(Extracted records)
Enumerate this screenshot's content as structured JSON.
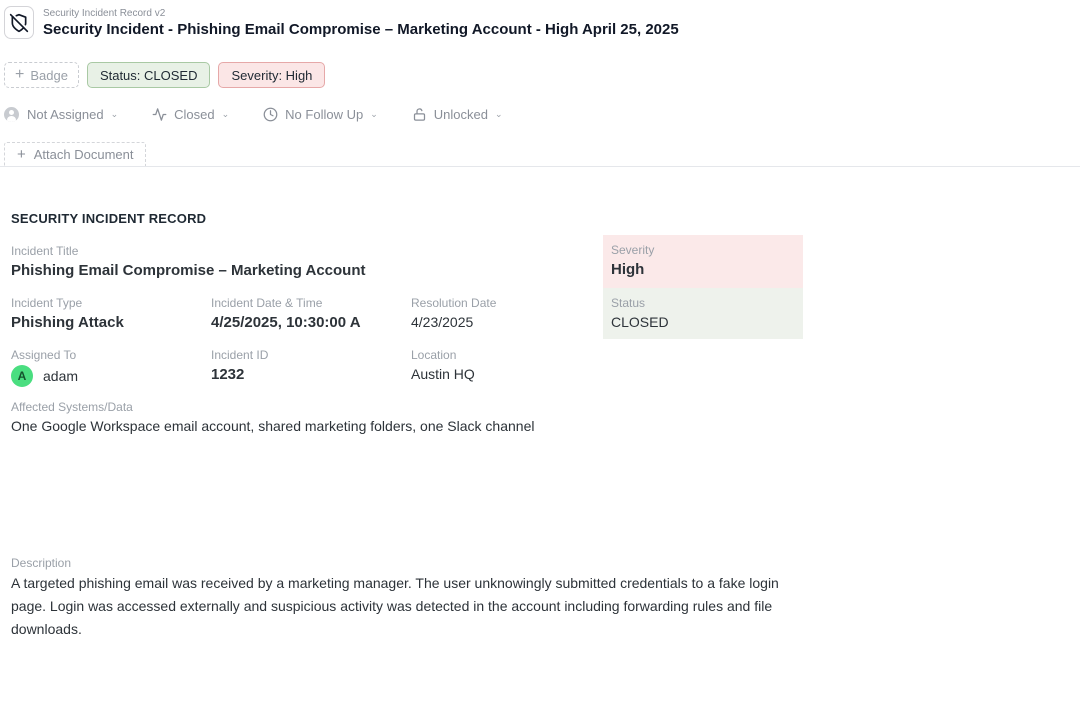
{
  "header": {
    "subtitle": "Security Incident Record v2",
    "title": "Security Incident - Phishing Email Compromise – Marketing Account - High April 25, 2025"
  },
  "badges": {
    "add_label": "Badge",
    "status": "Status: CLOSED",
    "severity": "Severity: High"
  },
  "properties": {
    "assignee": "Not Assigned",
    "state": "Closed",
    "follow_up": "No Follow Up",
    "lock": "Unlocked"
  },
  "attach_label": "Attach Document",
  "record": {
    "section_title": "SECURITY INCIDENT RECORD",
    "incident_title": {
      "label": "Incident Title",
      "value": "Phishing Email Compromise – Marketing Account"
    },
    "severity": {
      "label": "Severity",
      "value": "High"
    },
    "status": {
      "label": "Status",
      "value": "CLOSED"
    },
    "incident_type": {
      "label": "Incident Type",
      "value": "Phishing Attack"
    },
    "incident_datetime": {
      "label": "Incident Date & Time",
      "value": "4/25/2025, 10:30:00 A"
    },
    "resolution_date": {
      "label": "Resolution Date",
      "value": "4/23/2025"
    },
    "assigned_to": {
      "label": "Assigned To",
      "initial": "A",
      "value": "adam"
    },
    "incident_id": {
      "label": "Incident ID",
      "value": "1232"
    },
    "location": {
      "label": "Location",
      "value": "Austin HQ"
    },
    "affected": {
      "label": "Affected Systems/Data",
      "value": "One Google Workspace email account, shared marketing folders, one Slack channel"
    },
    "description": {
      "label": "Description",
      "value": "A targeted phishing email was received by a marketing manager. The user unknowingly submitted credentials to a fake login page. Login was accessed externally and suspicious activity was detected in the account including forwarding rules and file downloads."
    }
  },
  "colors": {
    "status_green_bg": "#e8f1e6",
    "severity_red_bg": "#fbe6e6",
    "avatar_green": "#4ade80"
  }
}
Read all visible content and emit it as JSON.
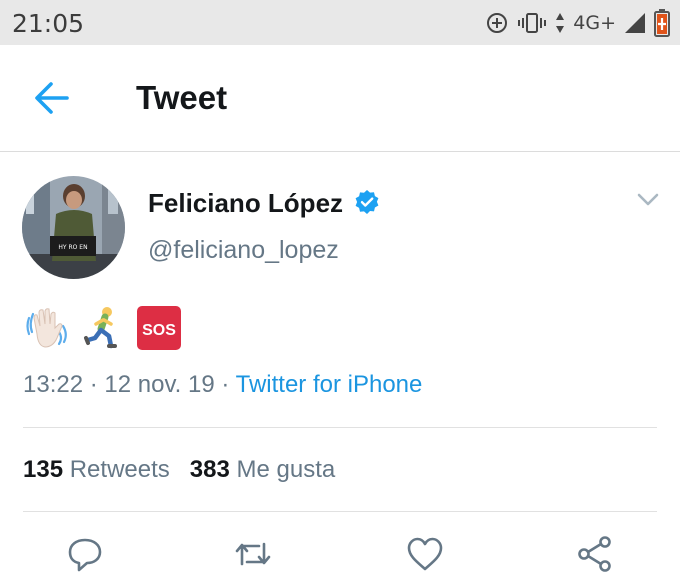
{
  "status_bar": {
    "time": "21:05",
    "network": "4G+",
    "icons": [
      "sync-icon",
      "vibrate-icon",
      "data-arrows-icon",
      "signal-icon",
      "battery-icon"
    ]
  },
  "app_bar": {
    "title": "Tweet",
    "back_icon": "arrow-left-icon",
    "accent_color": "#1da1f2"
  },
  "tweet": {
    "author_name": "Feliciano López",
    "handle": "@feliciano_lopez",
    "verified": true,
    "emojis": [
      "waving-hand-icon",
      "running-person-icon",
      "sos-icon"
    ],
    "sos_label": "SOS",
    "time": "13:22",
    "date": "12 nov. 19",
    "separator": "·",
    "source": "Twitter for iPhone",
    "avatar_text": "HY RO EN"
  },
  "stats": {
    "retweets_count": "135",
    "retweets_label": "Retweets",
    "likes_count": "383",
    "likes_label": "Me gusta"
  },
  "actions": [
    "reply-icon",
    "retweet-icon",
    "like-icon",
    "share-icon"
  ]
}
---
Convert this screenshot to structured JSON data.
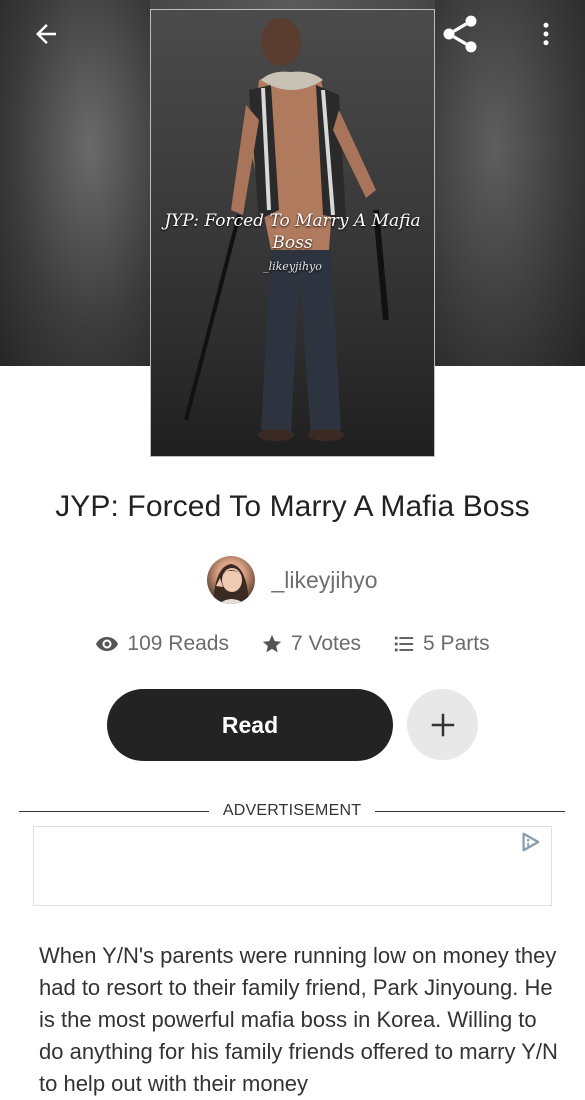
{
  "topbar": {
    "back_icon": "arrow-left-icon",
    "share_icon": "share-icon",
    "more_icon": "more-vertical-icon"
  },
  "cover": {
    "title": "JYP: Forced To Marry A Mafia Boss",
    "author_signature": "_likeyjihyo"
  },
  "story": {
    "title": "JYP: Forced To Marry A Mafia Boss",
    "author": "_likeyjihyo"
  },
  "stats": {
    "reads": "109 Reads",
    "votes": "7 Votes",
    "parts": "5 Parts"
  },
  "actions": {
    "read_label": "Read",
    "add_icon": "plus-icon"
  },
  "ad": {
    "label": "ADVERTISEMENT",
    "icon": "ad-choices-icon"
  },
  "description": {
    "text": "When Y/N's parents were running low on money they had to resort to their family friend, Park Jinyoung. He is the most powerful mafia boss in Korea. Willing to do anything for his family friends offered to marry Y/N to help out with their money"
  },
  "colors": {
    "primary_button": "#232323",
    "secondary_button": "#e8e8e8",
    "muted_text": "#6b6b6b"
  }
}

WRITTEN TASK = Every line containing the string "content" must be listed.

EXERCISE OUTPUT =
Enumerate this screenshot's content as structured JSON.
Read all visible content and emit it as JSON.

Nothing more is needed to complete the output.